Exclude the pictures, then copy all remaining records exactly.

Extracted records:
** Begin **

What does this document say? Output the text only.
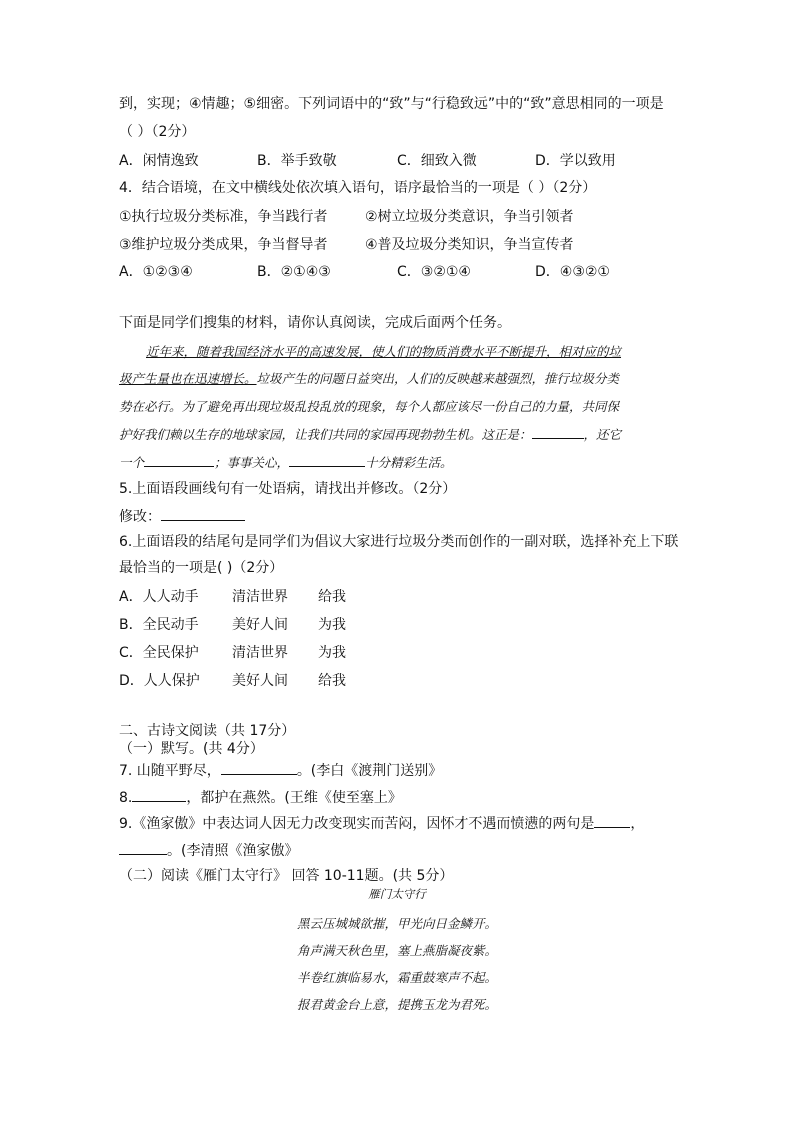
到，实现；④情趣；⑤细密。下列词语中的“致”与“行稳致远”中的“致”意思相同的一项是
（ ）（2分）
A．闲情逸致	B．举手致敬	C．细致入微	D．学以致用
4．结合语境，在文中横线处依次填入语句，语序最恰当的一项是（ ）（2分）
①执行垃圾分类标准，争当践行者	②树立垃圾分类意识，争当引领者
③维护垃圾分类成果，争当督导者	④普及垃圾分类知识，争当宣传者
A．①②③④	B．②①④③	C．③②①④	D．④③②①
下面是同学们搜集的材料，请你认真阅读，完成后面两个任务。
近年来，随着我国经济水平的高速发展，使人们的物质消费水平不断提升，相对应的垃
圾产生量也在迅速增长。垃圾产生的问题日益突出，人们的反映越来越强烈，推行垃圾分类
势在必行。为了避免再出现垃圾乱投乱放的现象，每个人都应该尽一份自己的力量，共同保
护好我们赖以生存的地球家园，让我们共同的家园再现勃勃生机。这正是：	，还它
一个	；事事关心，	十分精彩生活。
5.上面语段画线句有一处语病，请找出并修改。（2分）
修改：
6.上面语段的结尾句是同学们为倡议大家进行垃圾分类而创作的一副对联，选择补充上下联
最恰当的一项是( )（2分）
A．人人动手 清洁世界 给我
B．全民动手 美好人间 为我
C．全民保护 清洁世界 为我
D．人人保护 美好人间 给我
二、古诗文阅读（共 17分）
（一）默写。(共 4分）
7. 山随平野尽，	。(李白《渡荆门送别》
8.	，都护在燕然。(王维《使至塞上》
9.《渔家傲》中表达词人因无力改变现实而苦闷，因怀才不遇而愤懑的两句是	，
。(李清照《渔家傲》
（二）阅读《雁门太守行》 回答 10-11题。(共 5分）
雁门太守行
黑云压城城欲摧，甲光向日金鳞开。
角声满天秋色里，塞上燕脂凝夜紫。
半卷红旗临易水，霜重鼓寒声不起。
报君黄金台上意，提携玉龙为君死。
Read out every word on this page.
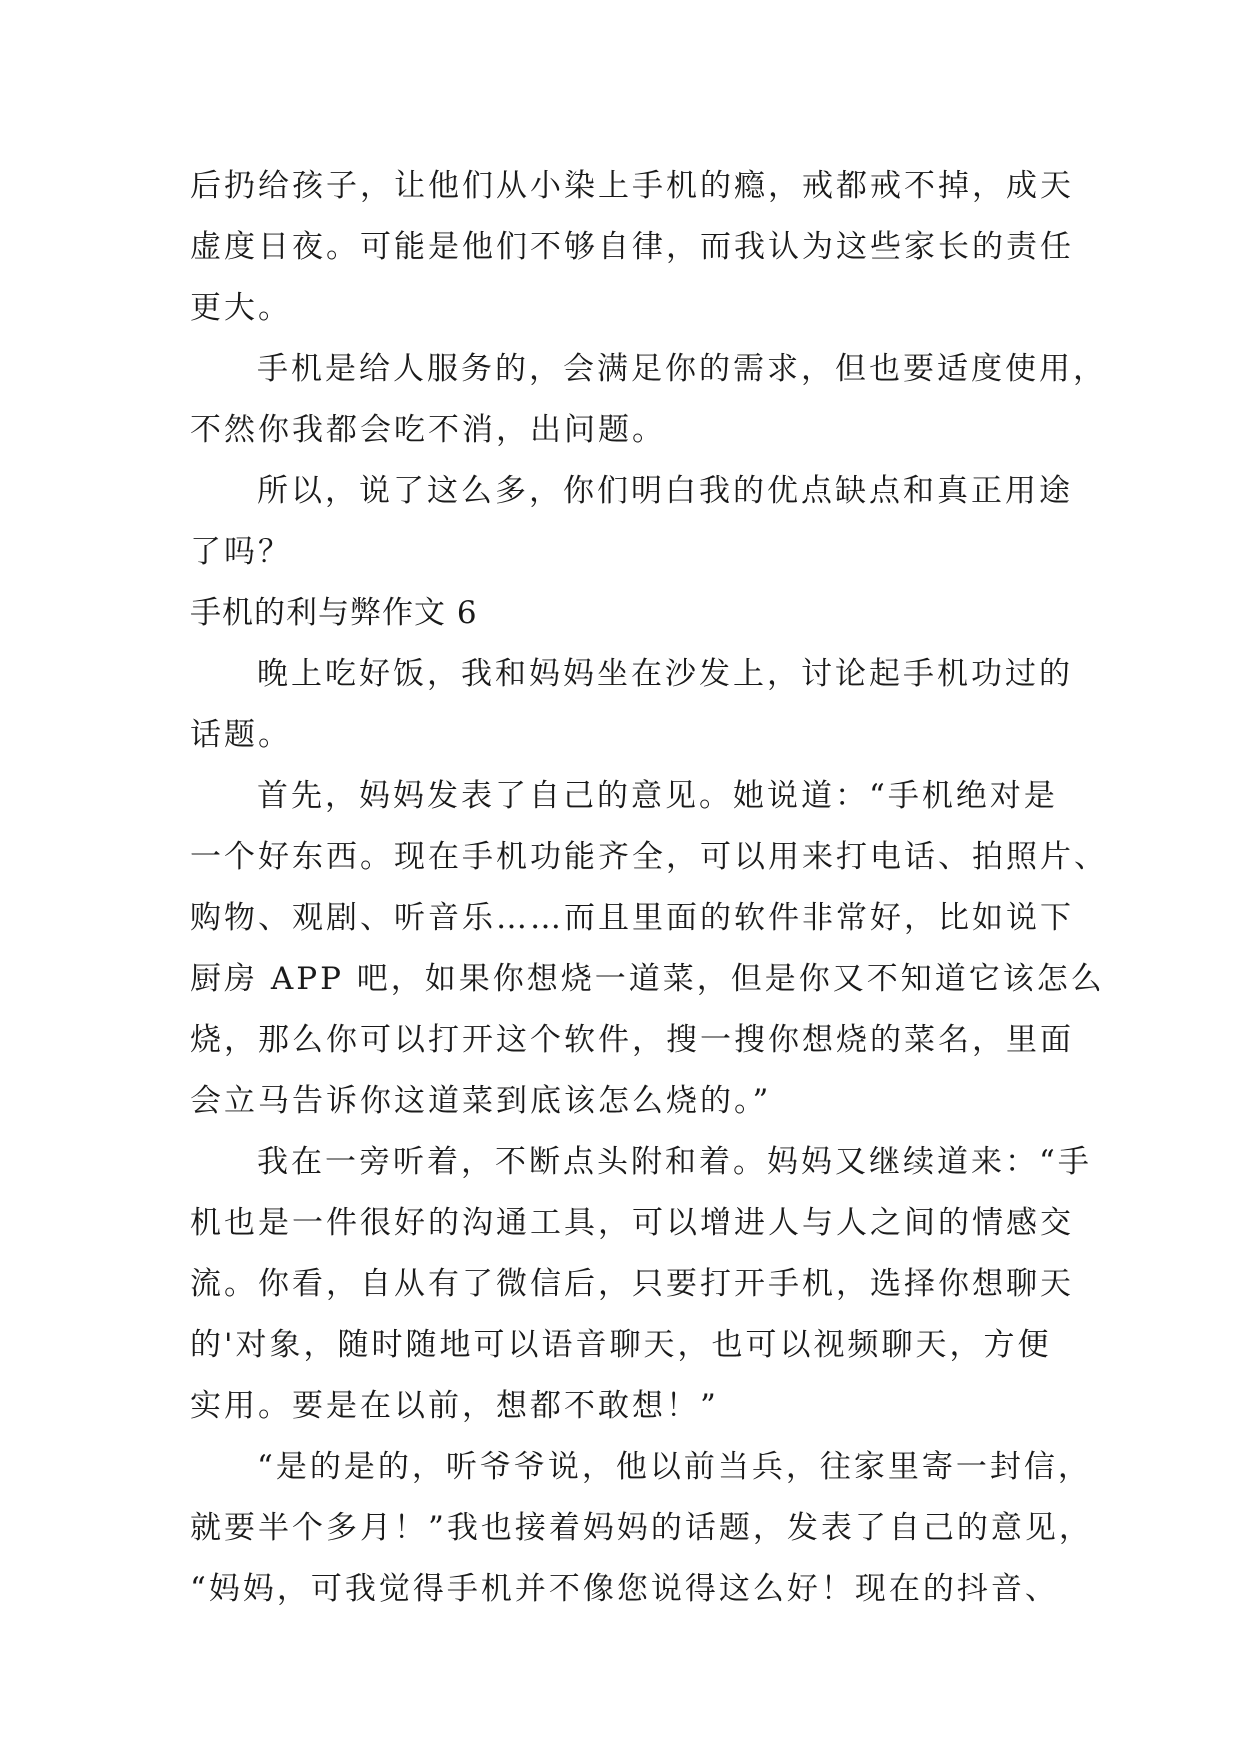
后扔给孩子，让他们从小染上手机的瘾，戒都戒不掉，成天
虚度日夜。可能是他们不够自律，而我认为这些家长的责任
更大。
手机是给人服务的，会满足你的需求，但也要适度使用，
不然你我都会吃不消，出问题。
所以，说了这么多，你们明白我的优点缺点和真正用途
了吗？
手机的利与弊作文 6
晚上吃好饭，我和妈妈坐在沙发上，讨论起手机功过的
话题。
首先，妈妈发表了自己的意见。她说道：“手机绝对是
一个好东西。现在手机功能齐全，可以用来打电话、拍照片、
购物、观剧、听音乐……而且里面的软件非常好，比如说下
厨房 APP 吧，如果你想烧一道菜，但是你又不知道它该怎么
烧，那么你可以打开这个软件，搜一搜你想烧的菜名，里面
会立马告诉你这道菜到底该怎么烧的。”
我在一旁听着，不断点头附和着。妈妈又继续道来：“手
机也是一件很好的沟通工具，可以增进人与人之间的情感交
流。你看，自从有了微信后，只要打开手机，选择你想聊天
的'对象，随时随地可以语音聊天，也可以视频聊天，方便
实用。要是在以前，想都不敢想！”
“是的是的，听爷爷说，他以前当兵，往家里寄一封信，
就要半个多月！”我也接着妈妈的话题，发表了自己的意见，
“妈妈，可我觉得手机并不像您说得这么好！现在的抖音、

** End **

• [EXERCISE RESPONSE]
What does this document say? Output the text only.
到，实现；④情趣；⑤细密。下列词语中的“致”与“行稳致远”中的“致”意思相同的一项是
（ ）（2分）
A．闲情逸致	B．举手致敬	C．细致入微	D．学以致用
4．结合语境，在文中横线处依次填入语句，语序最恰当的一项是（ ）（2分）
①执行垃圾分类标准，争当践行者	②树立垃圾分类意识，争当引领者
③维护垃圾分类成果，争当督导者	④普及垃圾分类知识，争当宣传者
A．①②③④	B．②①④③	C．③②①④	D．④③②①
下面是同学们搜集的材料，请你认真阅读，完成后面两个任务。
近年来，随着我国经济水平的高速发展，使人们的物质消费水平不断提升，相对应的垃
圾产生量也在迅速增长。垃圾产生的问题日益突出，人们的反映越来越强烈，推行垃圾分类
势在必行。为了避免再出现垃圾乱投乱放的现象，每个人都应该尽一份自己的力量，共同保
护好我们赖以生存的地球家园，让我们共同的家园再现勃勃生机。这正是：	，还它
一个	；事事关心，	十分精彩生活。
5.上面语段画线句有一处语病，请找出并修改。（2分）
修改：
6.上面语段的结尾句是同学们为倡议大家进行垃圾分类而创作的一副对联，选择补充上下联
最恰当的一项是( )（2分）
A．人人动手 清洁世界 给我
B．全民动手 美好人间 为我
C．全民保护 清洁世界 为我
D．人人保护 美好人间 给我
二、古诗文阅读（共 17分）
（一）默写。(共 4分）
7. 山随平野尽，	。(李白《渡荆门送别》
8.	，都护在燕然。(王维《使至塞上》
9.《渔家傲》中表达词人因无力改变现实而苦闷，因怀才不遇而愤懑的两句是	，
。(李清照《渔家傲》
（二）阅读《雁门太守行》 回答 10-11题。(共 5分）
雁门太守行
黑云压城城欲摧，甲光向日金鳞开。
角声满天秋色里，塞上燕脂凝夜紫。
半卷红旗临易水，霜重鼓寒声不起。
报君黄金台上意，提携玉龙为君死。
Read out every word on this page.
后扔给孩子，让他们从小染上手机的瘾，戒都戒不掉，成天
虚度日夜。可能是他们不够自律，而我认为这些家长的责任
更大。
手机是给人服务的，会满足你的需求，但也要适度使用，
不然你我都会吃不消，出问题。
所以，说了这么多，你们明白我的优点缺点和真正用途
了吗？
手机的利与弊作文 6
晚上吃好饭，我和妈妈坐在沙发上，讨论起手机功过的
话题。
首先，妈妈发表了自己的意见。她说道：“手机绝对是
一个好东西。现在手机功能齐全，可以用来打电话、拍照片、
购物、观剧、听音乐……而且里面的软件非常好，比如说下
厨房 APP 吧，如果你想烧一道菜，但是你又不知道它该怎么
烧，那么你可以打开这个软件，搜一搜你想烧的菜名，里面
会立马告诉你这道菜到底该怎么烧的。”
我在一旁听着，不断点头附和着。妈妈又继续道来：“手
机也是一件很好的沟通工具，可以增进人与人之间的情感交
流。你看，自从有了微信后，只要打开手机，选择你想聊天
的'对象，随时随地可以语音聊天，也可以视频聊天，方便
实用。要是在以前，想都不敢想！”
“是的是的，听爷爷说，他以前当兵，往家里寄一封信，
就要半个多月！”我也接着妈妈的话题，发表了自己的意见，
“妈妈，可我觉得手机并不像您说得这么好！现在的抖音、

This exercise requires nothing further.